==== Dataset records ====
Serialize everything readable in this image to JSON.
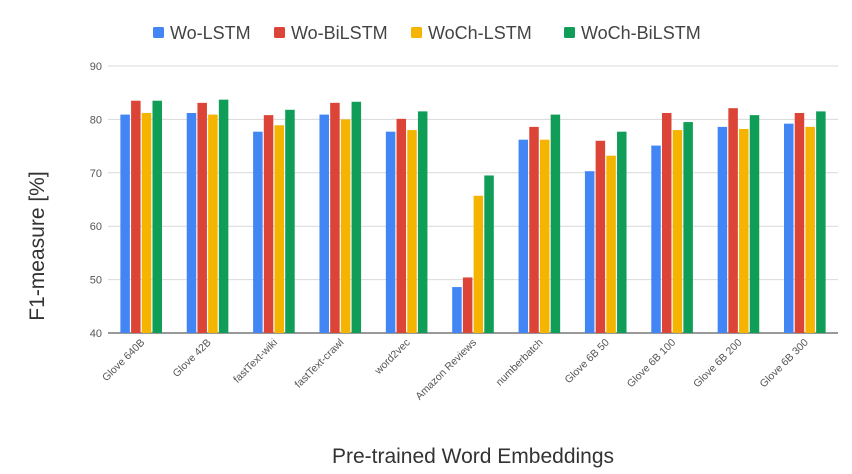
{
  "chart_data": {
    "type": "bar",
    "title": "",
    "xlabel": "Pre-trained Word Embeddings",
    "ylabel": "F1-measure [%]",
    "ylim": [
      40,
      90
    ],
    "yticks": [
      40,
      50,
      60,
      70,
      80,
      90
    ],
    "grid": true,
    "legend_position": "top",
    "categories": [
      "Glove 640B",
      "Glove 42B",
      "fastText-wiki",
      "fastText-crawl",
      "word2vec",
      "Amazon Reviews",
      "numberbatch",
      "Glove 6B 50",
      "Glove 6B 100",
      "Glove 6B 200",
      "Glove 6B 300"
    ],
    "series": [
      {
        "name": "Wo-LSTM",
        "color": "#4285f4",
        "values": [
          80.9,
          81.2,
          77.7,
          80.9,
          77.7,
          48.6,
          76.2,
          70.3,
          75.1,
          78.6,
          79.2
        ]
      },
      {
        "name": "Wo-BiLSTM",
        "color": "#db4437",
        "values": [
          83.5,
          83.1,
          80.8,
          83.1,
          80.1,
          50.4,
          78.6,
          76.0,
          81.2,
          82.1,
          81.2
        ]
      },
      {
        "name": "WoCh-LSTM",
        "color": "#f4b400",
        "values": [
          81.2,
          80.9,
          78.9,
          80.0,
          78.0,
          65.7,
          76.2,
          73.2,
          78.0,
          78.2,
          78.6
        ]
      },
      {
        "name": "WoCh-BiLSTM",
        "color": "#0f9d58",
        "values": [
          83.5,
          83.7,
          81.8,
          83.3,
          81.5,
          69.5,
          80.9,
          77.7,
          79.5,
          80.8,
          81.5
        ]
      }
    ]
  }
}
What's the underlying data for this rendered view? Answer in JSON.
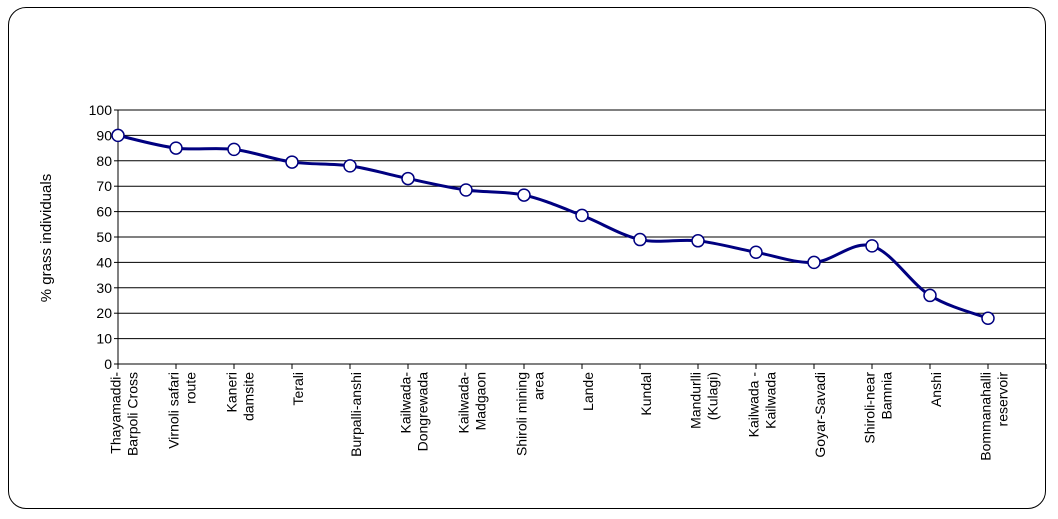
{
  "chart_data": {
    "type": "line",
    "title": "",
    "xlabel": "",
    "ylabel": "% grass individuals",
    "ylim": [
      0,
      100
    ],
    "ytick_step": 10,
    "grid": "horizontal",
    "legend": "none",
    "line_color": "#000080",
    "marker_fill": "#ffffff",
    "categories": [
      [
        "Thayamaddi-",
        "Barpoli Cross"
      ],
      [
        "Virnoli safari",
        "route"
      ],
      [
        "Kaneri",
        "damsite"
      ],
      [
        "Terali"
      ],
      [
        "Burpalli-anshi"
      ],
      [
        "Kailwada-",
        "Dongrewada"
      ],
      [
        "Kailwada-",
        "Madgaon"
      ],
      [
        "Shiroli mining",
        "area"
      ],
      [
        "Lande"
      ],
      [
        "Kundal"
      ],
      [
        "Mandurlli",
        "(Kulagi)"
      ],
      [
        "Kailwada -",
        "Kailwada"
      ],
      [
        "Goyar-Savadi"
      ],
      [
        "Shiroli-near",
        "Bamnia"
      ],
      [
        "Anshi"
      ],
      [
        "Bommanahalli",
        "reservoir"
      ]
    ],
    "series": [
      {
        "values": [
          90,
          85,
          84.5,
          79.5,
          78,
          73,
          68.5,
          66.5,
          58.5,
          49,
          48.5,
          44,
          40,
          46.5,
          27,
          18
        ]
      }
    ]
  }
}
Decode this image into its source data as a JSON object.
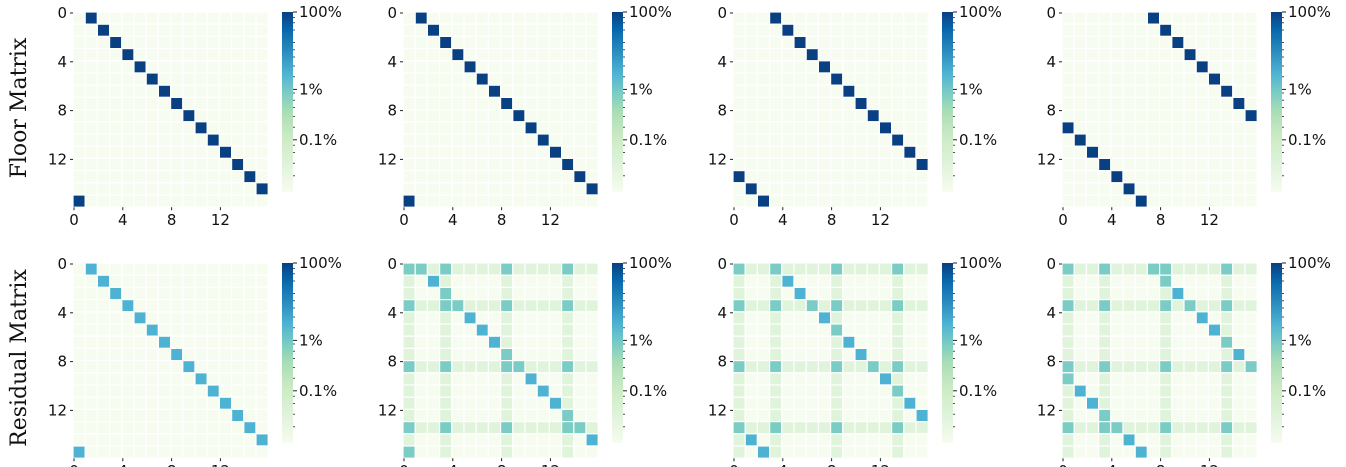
{
  "chart_data": {
    "type": "heatmap",
    "size": 16,
    "x_ticks": [
      "0",
      "4",
      "8",
      "12"
    ],
    "y_ticks": [
      "0",
      "4",
      "8",
      "12"
    ],
    "colorbar_ticks": [
      "100%",
      "1%",
      "0.1%"
    ],
    "colormap": [
      "#f7fcf0",
      "#e0f3db",
      "#ccebc5",
      "#a8ddb5",
      "#7bccc4",
      "#4eb3d3",
      "#2b8cbe",
      "#0868ac",
      "#084081"
    ],
    "rows": [
      {
        "label": "Floor Matrix",
        "matrices": [
          {
            "shift": 1,
            "diagonal_value": 100,
            "offdiag_value": 0,
            "background_value": 0,
            "hub_value": 0,
            "hubs": []
          },
          {
            "shift": 1,
            "diagonal_value": 100,
            "offdiag_value": 0,
            "background_value": 0,
            "hub_value": 0,
            "hubs": []
          },
          {
            "shift": 3,
            "diagonal_value": 100,
            "offdiag_value": 0,
            "background_value": 0,
            "hub_value": 0,
            "hubs": []
          },
          {
            "shift": 7,
            "diagonal_value": 100,
            "offdiag_value": 0,
            "background_value": 0,
            "hub_value": 0,
            "hubs": []
          }
        ]
      },
      {
        "label": "Residual Matrix",
        "matrices": [
          {
            "shift": 1,
            "diagonal_value": 3,
            "offdiag_value": 0,
            "background_value": 0,
            "hub_value": 0,
            "hubs": []
          },
          {
            "shift": 1,
            "diagonal_value": 3,
            "offdiag_value": 0.1,
            "background_value": 0,
            "hub_value": 3,
            "hubs": [
              0,
              3,
              8,
              13
            ]
          },
          {
            "shift": 3,
            "diagonal_value": 3,
            "offdiag_value": 0.1,
            "background_value": 0,
            "hub_value": 3,
            "hubs": [
              0,
              3,
              8,
              13
            ]
          },
          {
            "shift": 7,
            "diagonal_value": 3,
            "offdiag_value": 0.1,
            "background_value": 0,
            "hub_value": 3,
            "hubs": [
              0,
              3,
              8,
              13
            ]
          }
        ]
      }
    ]
  }
}
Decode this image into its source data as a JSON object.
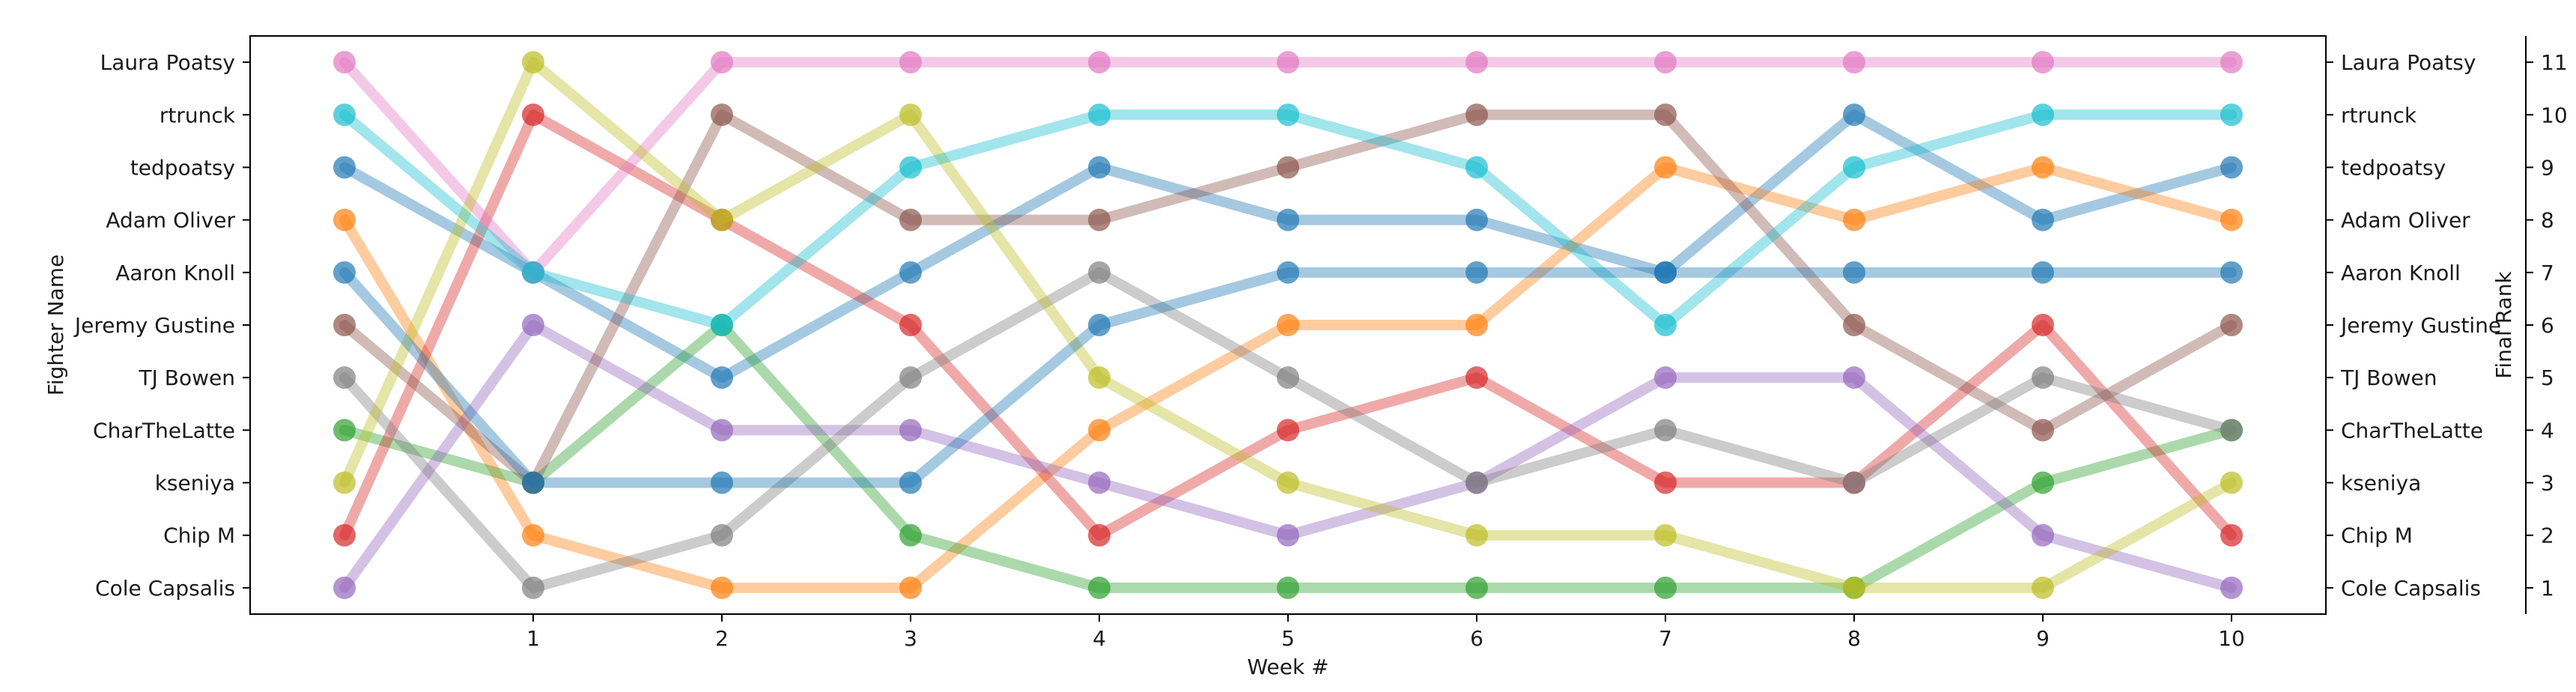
====
Write the listing out a second time exactly, dropping all images.

**Output for this task**
Serialize everything readable in this image to JSON.
{
  "chart_data": {
    "type": "bar",
    "title": "",
    "xlabel": "Pre-trained Word Embeddings",
    "ylabel": "F1-measure [%]",
    "ylim": [
      40,
      90
    ],
    "yticks": [
      40,
      50,
      60,
      70,
      80,
      90
    ],
    "grid": true,
    "legend_position": "top",
    "categories": [
      "Glove 640B",
      "Glove 42B",
      "fastText-wiki",
      "fastText-crawl",
      "word2vec",
      "Amazon Reviews",
      "numberbatch",
      "Glove 6B 50",
      "Glove 6B 100",
      "Glove 6B 200",
      "Glove 6B 300"
    ],
    "series": [
      {
        "name": "Wo-LSTM",
        "color": "#4285f4",
        "values": [
          80.9,
          81.2,
          77.7,
          80.9,
          77.7,
          48.6,
          76.2,
          70.3,
          75.1,
          78.6,
          79.2
        ]
      },
      {
        "name": "Wo-BiLSTM",
        "color": "#db4437",
        "values": [
          83.5,
          83.1,
          80.8,
          83.1,
          80.1,
          50.4,
          78.6,
          76.0,
          81.2,
          82.1,
          81.2
        ]
      },
      {
        "name": "WoCh-LSTM",
        "color": "#f4b400",
        "values": [
          81.2,
          80.9,
          78.9,
          80.0,
          78.0,
          65.7,
          76.2,
          73.2,
          78.0,
          78.2,
          78.6
        ]
      },
      {
        "name": "WoCh-BiLSTM",
        "color": "#0f9d58",
        "values": [
          83.5,
          83.7,
          81.8,
          83.3,
          81.5,
          69.5,
          80.9,
          77.7,
          79.5,
          80.8,
          81.5
        ]
      }
    ]
  }
}
What's the underlying data for this rendered view? Answer in JSON.
{
  "chart_data": {
    "type": "line",
    "title": "",
    "xlabel": "",
    "ylabel": "% grass individuals",
    "ylim": [
      0,
      100
    ],
    "ytick_step": 10,
    "grid": "horizontal",
    "legend": "none",
    "line_color": "#000080",
    "marker_fill": "#ffffff",
    "categories": [
      [
        "Thayamaddi-",
        "Barpoli Cross"
      ],
      [
        "Virnoli safari",
        "route"
      ],
      [
        "Kaneri",
        "damsite"
      ],
      [
        "Terali"
      ],
      [
        "Burpalli-anshi"
      ],
      [
        "Kailwada-",
        "Dongrewada"
      ],
      [
        "Kailwada-",
        "Madgaon"
      ],
      [
        "Shiroli mining",
        "area"
      ],
      [
        "Lande"
      ],
      [
        "Kundal"
      ],
      [
        "Mandurlli",
        "(Kulagi)"
      ],
      [
        "Kailwada -",
        "Kailwada"
      ],
      [
        "Goyar-Savadi"
      ],
      [
        "Shiroli-near",
        "Bamnia"
      ],
      [
        "Anshi"
      ],
      [
        "Bommanahalli",
        "reservoir"
      ]
    ],
    "series": [
      {
        "values": [
          90,
          85,
          84.5,
          79.5,
          78,
          73,
          68.5,
          66.5,
          58.5,
          49,
          48.5,
          44,
          40,
          46.5,
          27,
          18
        ]
      }
    ]
  }
}
Decode this image into its source data as a JSON object.
{
  "chart_data": {
    "type": "heatmap",
    "size": 16,
    "x_ticks": [
      "0",
      "4",
      "8",
      "12"
    ],
    "y_ticks": [
      "0",
      "4",
      "8",
      "12"
    ],
    "colorbar_ticks": [
      "100%",
      "1%",
      "0.1%"
    ],
    "colormap": [
      "#f7fcf0",
      "#e0f3db",
      "#ccebc5",
      "#a8ddb5",
      "#7bccc4",
      "#4eb3d3",
      "#2b8cbe",
      "#0868ac",
      "#084081"
    ],
    "rows": [
      {
        "label": "Floor Matrix",
        "matrices": [
          {
            "shift": 1,
            "diagonal_value": 100,
            "offdiag_value": 0,
            "background_value": 0,
            "hub_value": 0,
            "hubs": []
          },
          {
            "shift": 1,
            "diagonal_value": 100,
            "offdiag_value": 0,
            "background_value": 0,
            "hub_value": 0,
            "hubs": []
          },
          {
            "shift": 3,
            "diagonal_value": 100,
            "offdiag_value": 0,
            "background_value": 0,
            "hub_value": 0,
            "hubs": []
          },
          {
            "shift": 7,
            "diagonal_value": 100,
            "offdiag_value": 0,
            "background_value": 0,
            "hub_value": 0,
            "hubs": []
          }
        ]
      },
      {
        "label": "Residual Matrix",
        "matrices": [
          {
            "shift": 1,
            "diagonal_value": 3,
            "offdiag_value": 0,
            "background_value": 0,
            "hub_value": 0,
            "hubs": []
          },
          {
            "shift": 1,
            "diagonal_value": 3,
            "offdiag_value": 0.1,
            "background_value": 0,
            "hub_value": 3,
            "hubs": [
              0,
              3,
              8,
              13
            ]
          },
          {
            "shift": 3,
            "diagonal_value": 3,
            "offdiag_value": 0.1,
            "background_value": 0,
            "hub_value": 3,
            "hubs": [
              0,
              3,
              8,
              13
            ]
          },
          {
            "shift": 7,
            "diagonal_value": 3,
            "offdiag_value": 0.1,
            "background_value": 0,
            "hub_value": 3,
            "hubs": [
              0,
              3,
              8,
              13
            ]
          }
        ]
      }
    ]
  }
}
Decode this image into its source data as a JSON object.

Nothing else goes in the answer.